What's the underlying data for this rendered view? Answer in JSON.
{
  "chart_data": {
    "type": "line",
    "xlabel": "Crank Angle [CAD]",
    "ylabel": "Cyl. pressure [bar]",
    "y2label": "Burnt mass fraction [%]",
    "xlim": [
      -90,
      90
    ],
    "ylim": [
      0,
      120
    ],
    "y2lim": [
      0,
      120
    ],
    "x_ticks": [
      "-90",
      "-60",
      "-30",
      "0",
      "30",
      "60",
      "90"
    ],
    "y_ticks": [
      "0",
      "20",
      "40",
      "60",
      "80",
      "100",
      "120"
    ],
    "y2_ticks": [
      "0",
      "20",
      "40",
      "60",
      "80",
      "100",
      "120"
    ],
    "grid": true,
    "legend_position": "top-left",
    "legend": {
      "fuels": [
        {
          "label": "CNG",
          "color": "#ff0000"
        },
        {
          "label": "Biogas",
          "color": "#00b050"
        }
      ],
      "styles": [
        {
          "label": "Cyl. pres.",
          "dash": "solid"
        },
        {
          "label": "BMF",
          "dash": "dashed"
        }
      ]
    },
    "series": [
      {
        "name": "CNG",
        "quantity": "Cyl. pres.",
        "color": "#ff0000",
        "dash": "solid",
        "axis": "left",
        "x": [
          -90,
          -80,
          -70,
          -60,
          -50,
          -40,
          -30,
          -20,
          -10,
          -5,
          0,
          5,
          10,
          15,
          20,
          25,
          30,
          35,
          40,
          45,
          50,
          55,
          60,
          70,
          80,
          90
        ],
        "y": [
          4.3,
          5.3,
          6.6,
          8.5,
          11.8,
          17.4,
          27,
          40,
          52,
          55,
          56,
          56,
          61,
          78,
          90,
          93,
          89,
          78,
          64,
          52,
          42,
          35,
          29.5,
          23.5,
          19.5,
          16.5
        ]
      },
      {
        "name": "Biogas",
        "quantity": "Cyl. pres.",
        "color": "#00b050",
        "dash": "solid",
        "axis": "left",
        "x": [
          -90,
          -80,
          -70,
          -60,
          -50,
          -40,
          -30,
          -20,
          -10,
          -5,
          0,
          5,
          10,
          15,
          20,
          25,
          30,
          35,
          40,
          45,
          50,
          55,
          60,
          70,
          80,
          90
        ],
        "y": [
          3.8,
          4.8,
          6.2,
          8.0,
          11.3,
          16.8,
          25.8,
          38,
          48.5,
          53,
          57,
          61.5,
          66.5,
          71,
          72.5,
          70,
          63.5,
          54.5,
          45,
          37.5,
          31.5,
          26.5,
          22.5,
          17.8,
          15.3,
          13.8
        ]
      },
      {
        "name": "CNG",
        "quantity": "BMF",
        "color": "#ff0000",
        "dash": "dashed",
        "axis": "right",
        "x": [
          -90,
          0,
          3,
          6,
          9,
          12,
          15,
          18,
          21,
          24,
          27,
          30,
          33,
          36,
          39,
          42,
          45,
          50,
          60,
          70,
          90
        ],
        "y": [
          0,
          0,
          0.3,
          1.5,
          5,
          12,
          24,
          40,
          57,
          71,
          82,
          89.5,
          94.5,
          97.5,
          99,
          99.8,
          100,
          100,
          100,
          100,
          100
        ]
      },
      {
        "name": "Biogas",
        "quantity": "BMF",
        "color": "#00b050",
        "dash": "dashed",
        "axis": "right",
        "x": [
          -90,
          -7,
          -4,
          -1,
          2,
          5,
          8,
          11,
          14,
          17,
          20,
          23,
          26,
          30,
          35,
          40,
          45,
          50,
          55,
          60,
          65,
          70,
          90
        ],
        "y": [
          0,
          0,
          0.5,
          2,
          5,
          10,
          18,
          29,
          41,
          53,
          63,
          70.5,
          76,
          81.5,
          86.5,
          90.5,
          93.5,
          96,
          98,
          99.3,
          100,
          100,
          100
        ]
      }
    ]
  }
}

.....

— WHAT TO WORK ON —
Quote every record above exactly.

— PROBLEM SOLUTION —
What's the underlying data for this rendered view? Answer in JSON.
{
  "chart_data": {
    "type": "line",
    "xlabel": "Crank Angle [CAD]",
    "ylabel": "Cyl. pressure [bar]",
    "y2label": "Burnt mass fraction [%]",
    "xlim": [
      -90,
      90
    ],
    "ylim": [
      0,
      120
    ],
    "y2lim": [
      0,
      120
    ],
    "x_ticks": [
      "-90",
      "-60",
      "-30",
      "0",
      "30",
      "60",
      "90"
    ],
    "y_ticks": [
      "0",
      "20",
      "40",
      "60",
      "80",
      "100",
      "120"
    ],
    "y2_ticks": [
      "0",
      "20",
      "40",
      "60",
      "80",
      "100",
      "120"
    ],
    "grid": true,
    "legend_position": "top-left",
    "legend": {
      "fuels": [
        {
          "label": "CNG",
          "color": "#ff0000"
        },
        {
          "label": "Biogas",
          "color": "#00b050"
        }
      ],
      "styles": [
        {
          "label": "Cyl. pres.",
          "dash": "solid"
        },
        {
          "label": "BMF",
          "dash": "dashed"
        }
      ]
    },
    "series": [
      {
        "name": "CNG",
        "quantity": "Cyl. pres.",
        "color": "#ff0000",
        "dash": "solid",
        "axis": "left",
        "x": [
          -90,
          -80,
          -70,
          -60,
          -50,
          -40,
          -30,
          -20,
          -10,
          -5,
          0,
          5,
          10,
          15,
          20,
          25,
          30,
          35,
          40,
          45,
          50,
          55,
          60,
          70,
          80,
          90
        ],
        "y": [
          4.3,
          5.3,
          6.6,
          8.5,
          11.8,
          17.4,
          27,
          40,
          52,
          55,
          56,
          56,
          61,
          78,
          90,
          93,
          89,
          78,
          64,
          52,
          42,
          35,
          29.5,
          23.5,
          19.5,
          16.5
        ]
      },
      {
        "name": "Biogas",
        "quantity": "Cyl. pres.",
        "color": "#00b050",
        "dash": "solid",
        "axis": "left",
        "x": [
          -90,
          -80,
          -70,
          -60,
          -50,
          -40,
          -30,
          -20,
          -10,
          -5,
          0,
          5,
          10,
          15,
          20,
          25,
          30,
          35,
          40,
          45,
          50,
          55,
          60,
          70,
          80,
          90
        ],
        "y": [
          3.8,
          4.8,
          6.2,
          8.0,
          11.3,
          16.8,
          25.8,
          38,
          48.5,
          53,
          57,
          61.5,
          66.5,
          71,
          72.5,
          70,
          63.5,
          54.5,
          45,
          37.5,
          31.5,
          26.5,
          22.5,
          17.8,
          15.3,
          13.8
        ]
      },
      {
        "name": "CNG",
        "quantity": "BMF",
        "color": "#ff0000",
        "dash": "dashed",
        "axis": "right",
        "x": [
          -90,
          0,
          3,
          6,
          9,
          12,
          15,
          18,
          21,
          24,
          27,
          30,
          33,
          36,
          39,
          42,
          45,
          50,
          60,
          70,
          90
        ],
        "y": [
          0,
          0,
          0.3,
          1.5,
          5,
          12,
          24,
          40,
          57,
          71,
          82,
          89.5,
          94.5,
          97.5,
          99,
          99.8,
          100,
          100,
          100,
          100,
          100
        ]
      },
      {
        "name": "Biogas",
        "quantity": "BMF",
        "color": "#00b050",
        "dash": "dashed",
        "axis": "right",
        "x": [
          -90,
          -7,
          -4,
          -1,
          2,
          5,
          8,
          11,
          14,
          17,
          20,
          23,
          26,
          30,
          35,
          40,
          45,
          50,
          55,
          60,
          65,
          70,
          90
        ],
        "y": [
          0,
          0,
          0.5,
          2,
          5,
          10,
          18,
          29,
          41,
          53,
          63,
          70.5,
          76,
          81.5,
          86.5,
          90.5,
          93.5,
          96,
          98,
          99.3,
          100,
          100,
          100
        ]
      }
    ]
  }
}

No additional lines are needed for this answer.